(Collected data)
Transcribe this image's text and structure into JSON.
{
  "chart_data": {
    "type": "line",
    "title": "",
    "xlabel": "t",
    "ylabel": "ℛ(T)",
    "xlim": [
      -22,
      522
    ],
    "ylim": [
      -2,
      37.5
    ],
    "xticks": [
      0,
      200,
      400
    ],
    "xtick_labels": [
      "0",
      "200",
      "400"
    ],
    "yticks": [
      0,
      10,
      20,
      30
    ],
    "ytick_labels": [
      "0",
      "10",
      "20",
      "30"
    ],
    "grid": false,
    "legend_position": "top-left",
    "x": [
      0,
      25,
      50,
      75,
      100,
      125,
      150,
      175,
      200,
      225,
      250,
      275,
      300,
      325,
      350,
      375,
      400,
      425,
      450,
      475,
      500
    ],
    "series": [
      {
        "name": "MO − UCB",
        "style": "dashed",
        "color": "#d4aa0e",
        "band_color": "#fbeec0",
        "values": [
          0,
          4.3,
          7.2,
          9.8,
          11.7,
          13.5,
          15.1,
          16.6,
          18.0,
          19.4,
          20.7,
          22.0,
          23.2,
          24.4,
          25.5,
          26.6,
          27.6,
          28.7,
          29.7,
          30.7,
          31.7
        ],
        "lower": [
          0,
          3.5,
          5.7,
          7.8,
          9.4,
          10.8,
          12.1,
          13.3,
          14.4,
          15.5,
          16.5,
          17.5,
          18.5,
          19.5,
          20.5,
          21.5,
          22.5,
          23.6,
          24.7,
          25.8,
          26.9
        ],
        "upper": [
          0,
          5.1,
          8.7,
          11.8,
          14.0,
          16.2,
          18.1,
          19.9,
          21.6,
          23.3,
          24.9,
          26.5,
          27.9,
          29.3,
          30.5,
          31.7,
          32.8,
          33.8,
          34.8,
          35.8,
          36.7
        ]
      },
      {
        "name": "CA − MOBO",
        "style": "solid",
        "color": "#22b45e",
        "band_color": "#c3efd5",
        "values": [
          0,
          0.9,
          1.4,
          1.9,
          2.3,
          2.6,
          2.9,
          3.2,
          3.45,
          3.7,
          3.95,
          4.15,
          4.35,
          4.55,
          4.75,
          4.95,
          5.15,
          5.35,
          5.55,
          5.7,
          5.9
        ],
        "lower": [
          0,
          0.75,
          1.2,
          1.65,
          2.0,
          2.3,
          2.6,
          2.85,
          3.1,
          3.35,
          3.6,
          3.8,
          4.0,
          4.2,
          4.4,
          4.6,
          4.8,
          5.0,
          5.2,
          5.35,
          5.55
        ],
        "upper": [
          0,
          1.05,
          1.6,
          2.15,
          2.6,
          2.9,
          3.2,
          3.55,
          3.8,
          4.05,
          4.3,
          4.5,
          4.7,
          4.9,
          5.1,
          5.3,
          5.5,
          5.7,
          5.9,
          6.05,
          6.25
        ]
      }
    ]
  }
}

- _Written problem_
Transcribe the data. Leave every line exactly as it is.

- _Problem solution_
Transcribe this image's text and structure into JSON.
{
  "chart_data": {
    "type": "line",
    "title": "",
    "xlabel": "t",
    "ylabel": "ℛ(T)",
    "xlim": [
      -22,
      522
    ],
    "ylim": [
      -2,
      37.5
    ],
    "xticks": [
      0,
      200,
      400
    ],
    "xtick_labels": [
      "0",
      "200",
      "400"
    ],
    "yticks": [
      0,
      10,
      20,
      30
    ],
    "ytick_labels": [
      "0",
      "10",
      "20",
      "30"
    ],
    "grid": false,
    "legend_position": "top-left",
    "x": [
      0,
      25,
      50,
      75,
      100,
      125,
      150,
      175,
      200,
      225,
      250,
      275,
      300,
      325,
      350,
      375,
      400,
      425,
      450,
      475,
      500
    ],
    "series": [
      {
        "name": "MO − UCB",
        "style": "dashed",
        "color": "#d4aa0e",
        "band_color": "#fbeec0",
        "values": [
          0,
          4.3,
          7.2,
          9.8,
          11.7,
          13.5,
          15.1,
          16.6,
          18.0,
          19.4,
          20.7,
          22.0,
          23.2,
          24.4,
          25.5,
          26.6,
          27.6,
          28.7,
          29.7,
          30.7,
          31.7
        ],
        "lower": [
          0,
          3.5,
          5.7,
          7.8,
          9.4,
          10.8,
          12.1,
          13.3,
          14.4,
          15.5,
          16.5,
          17.5,
          18.5,
          19.5,
          20.5,
          21.5,
          22.5,
          23.6,
          24.7,
          25.8,
          26.9
        ],
        "upper": [
          0,
          5.1,
          8.7,
          11.8,
          14.0,
          16.2,
          18.1,
          19.9,
          21.6,
          23.3,
          24.9,
          26.5,
          27.9,
          29.3,
          30.5,
          31.7,
          32.8,
          33.8,
          34.8,
          35.8,
          36.7
        ]
      },
      {
        "name": "CA − MOBO",
        "style": "solid",
        "color": "#22b45e",
        "band_color": "#c3efd5",
        "values": [
          0,
          0.9,
          1.4,
          1.9,
          2.3,
          2.6,
          2.9,
          3.2,
          3.45,
          3.7,
          3.95,
          4.15,
          4.35,
          4.55,
          4.75,
          4.95,
          5.15,
          5.35,
          5.55,
          5.7,
          5.9
        ],
        "lower": [
          0,
          0.75,
          1.2,
          1.65,
          2.0,
          2.3,
          2.6,
          2.85,
          3.1,
          3.35,
          3.6,
          3.8,
          4.0,
          4.2,
          4.4,
          4.6,
          4.8,
          5.0,
          5.2,
          5.35,
          5.55
        ],
        "upper": [
          0,
          1.05,
          1.6,
          2.15,
          2.6,
          2.9,
          3.2,
          3.55,
          3.8,
          4.05,
          4.3,
          4.5,
          4.7,
          4.9,
          5.1,
          5.3,
          5.5,
          5.7,
          5.9,
          6.05,
          6.25
        ]
      }
    ]
  }
}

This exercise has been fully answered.